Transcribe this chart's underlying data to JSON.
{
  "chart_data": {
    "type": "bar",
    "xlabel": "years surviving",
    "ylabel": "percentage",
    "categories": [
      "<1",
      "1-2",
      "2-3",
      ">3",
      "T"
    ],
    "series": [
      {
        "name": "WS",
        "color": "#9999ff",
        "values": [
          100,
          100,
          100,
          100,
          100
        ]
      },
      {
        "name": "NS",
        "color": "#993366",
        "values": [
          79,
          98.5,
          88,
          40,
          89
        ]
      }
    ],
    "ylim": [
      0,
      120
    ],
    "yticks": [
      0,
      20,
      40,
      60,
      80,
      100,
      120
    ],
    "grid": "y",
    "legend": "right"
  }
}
——
Extract all the entries word for word.

Transcribe this chart's underlying data to JSON.
{
  "chart_data": {
    "type": "bar",
    "xlabel": "years surviving",
    "ylabel": "percentage",
    "categories": [
      "<1",
      "1-2",
      "2-3",
      ">3",
      "T"
    ],
    "series": [
      {
        "name": "WS",
        "color": "#9999ff",
        "values": [
          100,
          100,
          100,
          100,
          100
        ]
      },
      {
        "name": "NS",
        "color": "#993366",
        "values": [
          79,
          98.5,
          88,
          40,
          89
        ]
      }
    ],
    "ylim": [
      0,
      120
    ],
    "yticks": [
      0,
      20,
      40,
      60,
      80,
      100,
      120
    ],
    "grid": "y",
    "legend": "right"
  }
}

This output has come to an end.